### Written problem
Would you output the whole listing below, exactly as it reads?

### Dataset records
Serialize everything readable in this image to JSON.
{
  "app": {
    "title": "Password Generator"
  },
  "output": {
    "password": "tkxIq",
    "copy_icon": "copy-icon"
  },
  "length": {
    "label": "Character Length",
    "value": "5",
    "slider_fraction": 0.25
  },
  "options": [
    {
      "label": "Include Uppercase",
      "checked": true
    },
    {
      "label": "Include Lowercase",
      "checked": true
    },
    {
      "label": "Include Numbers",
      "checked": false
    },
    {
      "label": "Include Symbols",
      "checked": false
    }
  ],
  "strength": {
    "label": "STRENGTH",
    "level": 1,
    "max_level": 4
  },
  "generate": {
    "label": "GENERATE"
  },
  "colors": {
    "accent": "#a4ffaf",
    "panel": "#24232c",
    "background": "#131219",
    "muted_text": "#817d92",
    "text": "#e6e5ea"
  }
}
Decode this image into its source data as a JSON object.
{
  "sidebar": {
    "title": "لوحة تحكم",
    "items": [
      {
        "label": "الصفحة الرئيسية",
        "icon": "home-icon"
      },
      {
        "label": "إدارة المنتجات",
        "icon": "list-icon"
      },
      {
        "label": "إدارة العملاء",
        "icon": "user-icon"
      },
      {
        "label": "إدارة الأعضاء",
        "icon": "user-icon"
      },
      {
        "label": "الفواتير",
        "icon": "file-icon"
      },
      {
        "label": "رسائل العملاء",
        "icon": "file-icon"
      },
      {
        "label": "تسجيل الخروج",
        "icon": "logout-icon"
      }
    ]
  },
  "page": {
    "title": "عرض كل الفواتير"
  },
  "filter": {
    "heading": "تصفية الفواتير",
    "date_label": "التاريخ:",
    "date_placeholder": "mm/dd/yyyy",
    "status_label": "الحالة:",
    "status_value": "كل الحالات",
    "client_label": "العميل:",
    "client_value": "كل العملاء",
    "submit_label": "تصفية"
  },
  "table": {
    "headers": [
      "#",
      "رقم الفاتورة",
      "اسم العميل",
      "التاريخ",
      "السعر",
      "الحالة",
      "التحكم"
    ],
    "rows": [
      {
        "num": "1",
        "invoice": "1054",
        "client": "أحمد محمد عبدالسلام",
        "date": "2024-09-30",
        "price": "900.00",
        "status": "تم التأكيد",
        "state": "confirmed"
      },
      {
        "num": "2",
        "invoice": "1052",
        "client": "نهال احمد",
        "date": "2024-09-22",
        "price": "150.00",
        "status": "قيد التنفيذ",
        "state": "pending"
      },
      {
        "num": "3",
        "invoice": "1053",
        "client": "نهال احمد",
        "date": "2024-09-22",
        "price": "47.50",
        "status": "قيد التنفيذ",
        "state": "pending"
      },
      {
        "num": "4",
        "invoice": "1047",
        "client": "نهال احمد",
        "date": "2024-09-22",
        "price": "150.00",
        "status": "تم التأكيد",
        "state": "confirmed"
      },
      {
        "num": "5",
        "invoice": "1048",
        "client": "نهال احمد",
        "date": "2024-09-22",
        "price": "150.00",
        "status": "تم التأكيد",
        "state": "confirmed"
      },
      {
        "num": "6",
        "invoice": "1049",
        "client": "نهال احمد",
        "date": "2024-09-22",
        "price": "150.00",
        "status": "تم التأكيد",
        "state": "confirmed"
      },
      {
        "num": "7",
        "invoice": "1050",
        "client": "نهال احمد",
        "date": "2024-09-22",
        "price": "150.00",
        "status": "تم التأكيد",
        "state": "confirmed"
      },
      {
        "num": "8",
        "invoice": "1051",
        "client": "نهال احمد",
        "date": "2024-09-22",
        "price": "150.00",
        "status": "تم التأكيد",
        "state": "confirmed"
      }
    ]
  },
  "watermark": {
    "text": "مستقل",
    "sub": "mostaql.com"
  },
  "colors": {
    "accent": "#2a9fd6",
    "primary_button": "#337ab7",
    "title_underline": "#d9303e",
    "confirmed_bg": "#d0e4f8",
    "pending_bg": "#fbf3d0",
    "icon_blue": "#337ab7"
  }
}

### Expected answer
Serialize everything readable in this image to JSON.
{
  "app": {
    "title": "Password Generator"
  },
  "output": {
    "password": "tkxIq",
    "copy_icon": "copy-icon"
  },
  "length": {
    "label": "Character Length",
    "value": "5",
    "slider_fraction": 0.25
  },
  "options": [
    {
      "label": "Include Uppercase",
      "checked": true
    },
    {
      "label": "Include Lowercase",
      "checked": true
    },
    {
      "label": "Include Numbers",
      "checked": false
    },
    {
      "label": "Include Symbols",
      "checked": false
    }
  ],
  "strength": {
    "label": "STRENGTH",
    "level": 1,
    "max_level": 4
  },
  "generate": {
    "label": "GENERATE"
  },
  "colors": {
    "accent": "#a4ffaf",
    "panel": "#24232c",
    "background": "#131219",
    "muted_text": "#817d92",
    "text": "#e6e5ea"
  }
}
Decode this image into its source data as a JSON object.
{
  "sidebar": {
    "title": "لوحة تحكم",
    "items": [
      {
        "label": "الصفحة الرئيسية",
        "icon": "home-icon"
      },
      {
        "label": "إدارة المنتجات",
        "icon": "list-icon"
      },
      {
        "label": "إدارة العملاء",
        "icon": "user-icon"
      },
      {
        "label": "إدارة الأعضاء",
        "icon": "user-icon"
      },
      {
        "label": "الفواتير",
        "icon": "file-icon"
      },
      {
        "label": "رسائل العملاء",
        "icon": "file-icon"
      },
      {
        "label": "تسجيل الخروج",
        "icon": "logout-icon"
      }
    ]
  },
  "page": {
    "title": "عرض كل الفواتير"
  },
  "filter": {
    "heading": "تصفية الفواتير",
    "date_label": "التاريخ:",
    "date_placeholder": "mm/dd/yyyy",
    "status_label": "الحالة:",
    "status_value": "كل الحالات",
    "client_label": "العميل:",
    "client_value": "كل العملاء",
    "submit_label": "تصفية"
  },
  "table": {
    "headers": [
      "#",
      "رقم الفاتورة",
      "اسم العميل",
      "التاريخ",
      "السعر",
      "الحالة",
      "التحكم"
    ],
    "rows": [
      {
        "num": "1",
        "invoice": "1054",
        "client": "أحمد محمد عبدالسلام",
        "date": "2024-09-30",
        "price": "900.00",
        "status": "تم التأكيد",
        "state": "confirmed"
      },
      {
        "num": "2",
        "invoice": "1052",
        "client": "نهال احمد",
        "date": "2024-09-22",
        "price": "150.00",
        "status": "قيد التنفيذ",
        "state": "pending"
      },
      {
        "num": "3",
        "invoice": "1053",
        "client": "نهال احمد",
        "date": "2024-09-22",
        "price": "47.50",
        "status": "قيد التنفيذ",
        "state": "pending"
      },
      {
        "num": "4",
        "invoice": "1047",
        "client": "نهال احمد",
        "date": "2024-09-22",
        "price": "150.00",
        "status": "تم التأكيد",
        "state": "confirmed"
      },
      {
        "num": "5",
        "invoice": "1048",
        "client": "نهال احمد",
        "date": "2024-09-22",
        "price": "150.00",
        "status": "تم التأكيد",
        "state": "confirmed"
      },
      {
        "num": "6",
        "invoice": "1049",
        "client": "نهال احمد",
        "date": "2024-09-22",
        "price": "150.00",
        "status": "تم التأكيد",
        "state": "confirmed"
      },
      {
        "num": "7",
        "invoice": "1050",
        "client": "نهال احمد",
        "date": "2024-09-22",
        "price": "150.00",
        "status": "تم التأكيد",
        "state": "confirmed"
      },
      {
        "num": "8",
        "invoice": "1051",
        "client": "نهال احمد",
        "date": "2024-09-22",
        "price": "150.00",
        "status": "تم التأكيد",
        "state": "confirmed"
      }
    ]
  },
  "watermark": {
    "text": "مستقل",
    "sub": "mostaql.com"
  },
  "colors": {
    "accent": "#2a9fd6",
    "primary_button": "#337ab7",
    "title_underline": "#d9303e",
    "confirmed_bg": "#d0e4f8",
    "pending_bg": "#fbf3d0",
    "icon_blue": "#337ab7"
  }
}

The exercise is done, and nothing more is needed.